Dataset entries
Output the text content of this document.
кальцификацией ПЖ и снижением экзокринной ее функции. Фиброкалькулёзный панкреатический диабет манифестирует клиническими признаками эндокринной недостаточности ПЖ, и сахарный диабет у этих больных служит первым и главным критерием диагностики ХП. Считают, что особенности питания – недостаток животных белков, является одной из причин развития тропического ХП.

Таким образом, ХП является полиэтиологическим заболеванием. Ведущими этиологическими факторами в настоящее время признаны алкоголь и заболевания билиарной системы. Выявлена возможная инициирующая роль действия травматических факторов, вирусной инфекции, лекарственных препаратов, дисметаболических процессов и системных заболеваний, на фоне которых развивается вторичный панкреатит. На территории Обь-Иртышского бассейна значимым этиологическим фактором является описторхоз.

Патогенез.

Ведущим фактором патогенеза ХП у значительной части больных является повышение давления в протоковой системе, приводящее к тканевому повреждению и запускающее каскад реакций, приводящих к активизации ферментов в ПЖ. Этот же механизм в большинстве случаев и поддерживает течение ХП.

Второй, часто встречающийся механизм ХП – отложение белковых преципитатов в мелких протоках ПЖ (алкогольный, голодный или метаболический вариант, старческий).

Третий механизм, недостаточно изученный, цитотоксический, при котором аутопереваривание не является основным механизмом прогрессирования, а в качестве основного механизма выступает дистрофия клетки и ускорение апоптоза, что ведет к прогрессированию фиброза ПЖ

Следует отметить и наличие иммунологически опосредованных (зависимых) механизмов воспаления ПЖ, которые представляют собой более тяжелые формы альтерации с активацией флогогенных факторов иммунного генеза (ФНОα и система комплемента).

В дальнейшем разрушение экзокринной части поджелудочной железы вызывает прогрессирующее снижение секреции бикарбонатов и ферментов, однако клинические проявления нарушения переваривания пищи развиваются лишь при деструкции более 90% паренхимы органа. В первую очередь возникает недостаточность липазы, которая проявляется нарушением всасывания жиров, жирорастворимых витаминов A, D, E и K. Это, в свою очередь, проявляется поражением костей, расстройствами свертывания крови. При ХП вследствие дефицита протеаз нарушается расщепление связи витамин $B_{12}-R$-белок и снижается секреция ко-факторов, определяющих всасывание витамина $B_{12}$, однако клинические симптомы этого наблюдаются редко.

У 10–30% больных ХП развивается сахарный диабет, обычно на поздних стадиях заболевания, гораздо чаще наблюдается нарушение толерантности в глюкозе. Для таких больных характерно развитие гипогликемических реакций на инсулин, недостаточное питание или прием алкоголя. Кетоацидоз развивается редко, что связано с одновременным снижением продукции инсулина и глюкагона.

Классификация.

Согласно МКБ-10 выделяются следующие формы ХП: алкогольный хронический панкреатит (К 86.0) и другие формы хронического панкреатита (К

WHAT YOU WILL DO:
Would you restate each of the entries word for word?

SOLVED EXERCISE:
Output the text content of this document.
кальцификацией ПЖ и снижением экзокринной ее функции. Фиброкалькулёзный панкреатический диабет манифестирует клиническими признаками эндокринной недостаточности ПЖ, и сахарный диабет у этих больных служит первым и главным критерием диагностики ХП. Считают, что особенности питания – недостаток животных белков, является одной из причин развития тропического ХП.

Таким образом, ХП является полиэтиологическим заболеванием. Ведущими этиологическими факторами в настоящее время признаны алкоголь и заболевания билиарной системы. Выявлена возможная инициирующая роль действия травматических факторов, вирусной инфекции, лекарственных препаратов, дисметаболических процессов и системных заболеваний, на фоне которых развивается вторичный панкреатит. На территории Обь-Иртышского бассейна значимым этиологическим фактором является описторхоз.

Патогенез.

Ведущим фактором патогенеза ХП у значительной части больных является повышение давления в протоковой системе, приводящее к тканевому повреждению и запускающее каскад реакций, приводящих к активизации ферментов в ПЖ. Этот же механизм в большинстве случаев и поддерживает течение ХП.

Второй, часто встречающийся механизм ХП – отложение белковых преципитатов в мелких протоках ПЖ (алкогольный, голодный или метаболический вариант, старческий).

Третий механизм, недостаточно изученный, цитотоксический, при котором аутопереваривание не является основным механизмом прогрессирования, а в качестве основного механизма выступает дистрофия клетки и ускорение апоптоза, что ведет к прогрессированию фиброза ПЖ

Следует отметить и наличие иммунологически опосредованных (зависимых) механизмов воспаления ПЖ, которые представляют собой более тяжелые формы альтерации с активацией флогогенных факторов иммунного генеза (ФНОα и система комплемента).

В дальнейшем разрушение экзокринной части поджелудочной железы вызывает прогрессирующее снижение секреции бикарбонатов и ферментов, однако клинические проявления нарушения переваривания пищи развиваются лишь при деструкции более 90% паренхимы органа. В первую очередь возникает недостаточность липазы, которая проявляется нарушением всасывания жиров, жирорастворимых витаминов A, D, E и K. Это, в свою очередь, проявляется поражением костей, расстройствами свертывания крови. При ХП вследствие дефицита протеаз нарушается расщепление связи витамин $B_{12}-R$-белок и снижается секреция ко-факторов, определяющих всасывание витамина $B_{12}$, однако клинические симптомы этого наблюдаются редко.

У 10–30% больных ХП развивается сахарный диабет, обычно на поздних стадиях заболевания, гораздо чаще наблюдается нарушение толерантности в глюкозе. Для таких больных характерно развитие гипогликемических реакций на инсулин, недостаточное питание или прием алкоголя. Кетоацидоз развивается редко, что связано с одновременным снижением продукции инсулина и глюкагона.

Классификация.

Согласно МКБ-10 выделяются следующие формы ХП: алкогольный хронический панкреатит (К 86.0) и другие формы хронического панкреатита (К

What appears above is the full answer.